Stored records
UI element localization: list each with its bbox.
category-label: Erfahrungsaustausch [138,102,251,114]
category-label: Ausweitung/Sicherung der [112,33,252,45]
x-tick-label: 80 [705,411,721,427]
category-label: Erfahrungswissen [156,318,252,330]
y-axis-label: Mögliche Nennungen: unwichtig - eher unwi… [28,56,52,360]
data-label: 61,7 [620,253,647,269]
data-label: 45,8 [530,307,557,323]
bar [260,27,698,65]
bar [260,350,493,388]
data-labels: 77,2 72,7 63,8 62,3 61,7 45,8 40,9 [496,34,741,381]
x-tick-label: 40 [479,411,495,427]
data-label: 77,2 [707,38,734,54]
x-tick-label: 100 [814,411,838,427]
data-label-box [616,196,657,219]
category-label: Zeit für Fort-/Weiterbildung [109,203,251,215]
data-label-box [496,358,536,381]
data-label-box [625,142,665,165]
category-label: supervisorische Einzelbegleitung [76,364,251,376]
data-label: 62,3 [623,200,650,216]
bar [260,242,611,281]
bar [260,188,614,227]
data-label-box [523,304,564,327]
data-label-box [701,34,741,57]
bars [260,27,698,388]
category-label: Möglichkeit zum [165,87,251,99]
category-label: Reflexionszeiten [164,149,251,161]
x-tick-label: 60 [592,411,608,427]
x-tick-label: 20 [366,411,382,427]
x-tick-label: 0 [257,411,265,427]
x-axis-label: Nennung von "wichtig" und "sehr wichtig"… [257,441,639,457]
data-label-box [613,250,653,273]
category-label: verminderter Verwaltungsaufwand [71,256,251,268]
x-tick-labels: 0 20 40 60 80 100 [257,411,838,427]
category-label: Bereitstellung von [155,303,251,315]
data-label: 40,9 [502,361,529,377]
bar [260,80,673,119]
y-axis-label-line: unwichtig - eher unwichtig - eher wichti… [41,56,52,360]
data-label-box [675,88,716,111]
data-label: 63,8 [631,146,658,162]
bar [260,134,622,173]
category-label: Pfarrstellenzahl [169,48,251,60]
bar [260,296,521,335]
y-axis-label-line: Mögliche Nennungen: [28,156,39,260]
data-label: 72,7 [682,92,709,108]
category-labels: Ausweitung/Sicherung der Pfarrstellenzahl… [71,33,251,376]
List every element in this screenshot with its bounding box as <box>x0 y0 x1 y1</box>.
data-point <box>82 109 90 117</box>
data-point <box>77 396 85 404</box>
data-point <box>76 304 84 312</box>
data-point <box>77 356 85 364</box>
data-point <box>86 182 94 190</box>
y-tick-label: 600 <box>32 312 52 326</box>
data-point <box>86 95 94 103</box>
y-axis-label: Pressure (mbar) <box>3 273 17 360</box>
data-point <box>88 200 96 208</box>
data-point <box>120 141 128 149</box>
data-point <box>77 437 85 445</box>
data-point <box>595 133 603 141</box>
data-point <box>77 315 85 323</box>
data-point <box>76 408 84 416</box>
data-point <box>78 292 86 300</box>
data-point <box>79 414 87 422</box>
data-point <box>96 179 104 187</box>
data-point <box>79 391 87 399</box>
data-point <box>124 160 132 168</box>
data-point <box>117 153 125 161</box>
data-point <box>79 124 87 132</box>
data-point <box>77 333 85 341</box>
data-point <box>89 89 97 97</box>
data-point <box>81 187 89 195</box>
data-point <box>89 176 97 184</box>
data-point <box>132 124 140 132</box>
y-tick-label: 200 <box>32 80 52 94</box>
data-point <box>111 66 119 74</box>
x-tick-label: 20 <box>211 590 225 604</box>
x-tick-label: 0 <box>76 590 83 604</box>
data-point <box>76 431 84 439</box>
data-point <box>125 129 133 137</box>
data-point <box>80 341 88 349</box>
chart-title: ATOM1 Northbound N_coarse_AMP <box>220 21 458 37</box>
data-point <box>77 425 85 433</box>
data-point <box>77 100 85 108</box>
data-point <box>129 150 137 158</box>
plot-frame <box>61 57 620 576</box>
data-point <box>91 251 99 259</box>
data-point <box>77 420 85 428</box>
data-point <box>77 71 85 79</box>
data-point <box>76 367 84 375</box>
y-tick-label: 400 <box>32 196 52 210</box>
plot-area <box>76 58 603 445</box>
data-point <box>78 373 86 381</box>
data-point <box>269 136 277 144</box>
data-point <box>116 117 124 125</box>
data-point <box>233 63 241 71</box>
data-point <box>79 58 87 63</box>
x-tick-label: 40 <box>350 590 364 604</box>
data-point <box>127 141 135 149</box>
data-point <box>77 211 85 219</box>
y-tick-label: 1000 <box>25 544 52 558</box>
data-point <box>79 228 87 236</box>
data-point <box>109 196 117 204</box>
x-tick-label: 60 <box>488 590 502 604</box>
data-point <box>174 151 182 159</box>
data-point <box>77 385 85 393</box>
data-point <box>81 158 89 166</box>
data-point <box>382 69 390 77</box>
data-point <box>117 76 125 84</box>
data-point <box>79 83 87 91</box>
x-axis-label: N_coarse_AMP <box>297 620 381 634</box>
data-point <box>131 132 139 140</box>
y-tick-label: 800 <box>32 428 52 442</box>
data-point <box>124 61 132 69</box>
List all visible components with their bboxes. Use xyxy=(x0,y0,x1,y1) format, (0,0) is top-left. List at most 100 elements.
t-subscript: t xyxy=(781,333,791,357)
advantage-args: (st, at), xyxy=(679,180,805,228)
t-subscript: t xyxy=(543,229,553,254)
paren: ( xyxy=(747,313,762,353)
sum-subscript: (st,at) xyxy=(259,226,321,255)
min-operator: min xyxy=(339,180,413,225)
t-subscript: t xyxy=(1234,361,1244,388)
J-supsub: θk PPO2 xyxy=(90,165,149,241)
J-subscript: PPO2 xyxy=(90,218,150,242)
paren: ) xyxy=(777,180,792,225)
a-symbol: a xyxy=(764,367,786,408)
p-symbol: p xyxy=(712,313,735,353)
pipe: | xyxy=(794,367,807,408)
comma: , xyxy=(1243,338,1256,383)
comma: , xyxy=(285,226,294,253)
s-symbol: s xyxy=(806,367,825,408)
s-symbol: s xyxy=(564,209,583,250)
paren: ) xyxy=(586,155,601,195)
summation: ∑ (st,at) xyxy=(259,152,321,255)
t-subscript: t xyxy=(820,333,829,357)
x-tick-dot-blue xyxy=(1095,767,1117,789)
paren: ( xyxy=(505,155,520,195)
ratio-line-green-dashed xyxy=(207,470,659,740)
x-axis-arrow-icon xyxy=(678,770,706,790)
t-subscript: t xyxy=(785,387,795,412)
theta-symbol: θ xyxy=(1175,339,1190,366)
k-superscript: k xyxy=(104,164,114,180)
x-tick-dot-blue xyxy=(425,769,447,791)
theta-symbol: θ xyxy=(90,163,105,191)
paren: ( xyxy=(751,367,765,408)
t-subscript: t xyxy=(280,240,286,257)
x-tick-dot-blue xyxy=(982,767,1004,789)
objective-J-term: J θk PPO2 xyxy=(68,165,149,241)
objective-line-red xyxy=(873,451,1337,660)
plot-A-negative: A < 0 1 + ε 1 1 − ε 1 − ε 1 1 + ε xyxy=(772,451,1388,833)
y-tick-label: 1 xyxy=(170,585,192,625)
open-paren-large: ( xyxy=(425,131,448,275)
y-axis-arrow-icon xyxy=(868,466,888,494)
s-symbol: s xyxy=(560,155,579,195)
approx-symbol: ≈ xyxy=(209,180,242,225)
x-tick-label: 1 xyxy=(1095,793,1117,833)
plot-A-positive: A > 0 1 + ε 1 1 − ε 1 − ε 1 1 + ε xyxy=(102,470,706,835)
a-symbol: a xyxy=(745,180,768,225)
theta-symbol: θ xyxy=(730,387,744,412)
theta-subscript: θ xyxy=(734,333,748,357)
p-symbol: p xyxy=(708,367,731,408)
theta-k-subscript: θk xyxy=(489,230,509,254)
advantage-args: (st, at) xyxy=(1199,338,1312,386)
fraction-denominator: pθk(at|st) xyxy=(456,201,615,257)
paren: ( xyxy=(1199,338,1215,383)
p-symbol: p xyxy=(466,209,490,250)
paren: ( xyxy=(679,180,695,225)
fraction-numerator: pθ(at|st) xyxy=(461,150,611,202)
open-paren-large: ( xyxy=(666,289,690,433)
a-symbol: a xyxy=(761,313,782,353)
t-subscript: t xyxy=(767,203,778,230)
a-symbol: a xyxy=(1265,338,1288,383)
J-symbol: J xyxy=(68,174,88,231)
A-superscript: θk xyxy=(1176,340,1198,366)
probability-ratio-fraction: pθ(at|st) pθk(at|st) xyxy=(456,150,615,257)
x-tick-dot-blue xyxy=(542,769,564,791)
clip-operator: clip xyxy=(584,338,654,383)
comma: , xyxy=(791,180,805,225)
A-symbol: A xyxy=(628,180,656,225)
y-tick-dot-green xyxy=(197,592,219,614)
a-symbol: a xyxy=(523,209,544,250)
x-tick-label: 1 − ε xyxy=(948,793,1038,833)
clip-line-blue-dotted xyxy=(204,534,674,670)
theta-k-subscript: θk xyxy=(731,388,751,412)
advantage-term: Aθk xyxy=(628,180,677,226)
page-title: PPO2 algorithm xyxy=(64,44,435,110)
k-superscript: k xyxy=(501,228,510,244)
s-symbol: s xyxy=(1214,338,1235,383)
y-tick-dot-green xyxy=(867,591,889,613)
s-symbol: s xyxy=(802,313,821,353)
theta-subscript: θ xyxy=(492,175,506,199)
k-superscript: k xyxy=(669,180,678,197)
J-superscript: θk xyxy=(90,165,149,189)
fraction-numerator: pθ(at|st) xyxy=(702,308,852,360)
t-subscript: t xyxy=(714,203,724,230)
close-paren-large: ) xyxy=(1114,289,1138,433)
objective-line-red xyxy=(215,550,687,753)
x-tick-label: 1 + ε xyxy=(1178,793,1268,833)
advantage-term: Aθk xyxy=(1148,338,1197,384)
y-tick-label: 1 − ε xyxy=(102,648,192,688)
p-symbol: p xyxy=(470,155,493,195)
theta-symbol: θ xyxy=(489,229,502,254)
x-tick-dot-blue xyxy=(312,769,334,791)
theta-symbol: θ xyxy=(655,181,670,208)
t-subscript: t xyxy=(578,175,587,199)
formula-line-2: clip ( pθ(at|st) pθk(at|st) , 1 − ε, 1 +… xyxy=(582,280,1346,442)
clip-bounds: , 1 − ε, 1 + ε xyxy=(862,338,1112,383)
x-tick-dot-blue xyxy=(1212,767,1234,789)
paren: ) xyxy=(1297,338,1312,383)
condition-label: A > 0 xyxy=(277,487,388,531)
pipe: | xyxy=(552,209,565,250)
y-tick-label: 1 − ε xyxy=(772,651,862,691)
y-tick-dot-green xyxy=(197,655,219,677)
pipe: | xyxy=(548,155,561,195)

# [Exercise details]
Return the stretch of items from the start of the records through the line containing "category-label: Erfahrungswissen [156,318,252,330]", reproducing each line exactly as it stands.

# [Problem solution]
UI element localization: list each with its bbox.
category-label: Erfahrungsaustausch [138,102,251,114]
category-label: Ausweitung/Sicherung der [112,33,252,45]
x-tick-label: 80 [705,411,721,427]
category-label: Erfahrungswissen [156,318,252,330]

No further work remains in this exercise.